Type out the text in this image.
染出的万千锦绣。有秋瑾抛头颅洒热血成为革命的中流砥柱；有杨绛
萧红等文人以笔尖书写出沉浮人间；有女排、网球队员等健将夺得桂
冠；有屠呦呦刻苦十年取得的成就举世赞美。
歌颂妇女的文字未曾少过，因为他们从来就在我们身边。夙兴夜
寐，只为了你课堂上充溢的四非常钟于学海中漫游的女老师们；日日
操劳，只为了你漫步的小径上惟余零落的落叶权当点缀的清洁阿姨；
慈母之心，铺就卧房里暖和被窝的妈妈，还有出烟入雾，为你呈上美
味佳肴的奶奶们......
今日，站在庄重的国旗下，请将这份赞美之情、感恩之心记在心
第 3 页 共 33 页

Exercise task: Each line of the material above needs to be quoted exactly, please.

Finished task:
Type out the text in this image.
染出的万千锦绣。有秋瑾抛头颅洒热血成为革命的中流砥柱；有杨绛
萧红等文人以笔尖书写出沉浮人间；有女排、网球队员等健将夺得桂
冠；有屠呦呦刻苦十年取得的成就举世赞美。
歌颂妇女的文字未曾少过，因为他们从来就在我们身边。夙兴夜
寐，只为了你课堂上充溢的四非常钟于学海中漫游的女老师们；日日
操劳，只为了你漫步的小径上惟余零落的落叶权当点缀的清洁阿姨；
慈母之心，铺就卧房里暖和被窝的妈妈，还有出烟入雾，为你呈上美
味佳肴的奶奶们......
今日，站在庄重的国旗下，请将这份赞美之情、感恩之心记在心
第 3 页 共 33 页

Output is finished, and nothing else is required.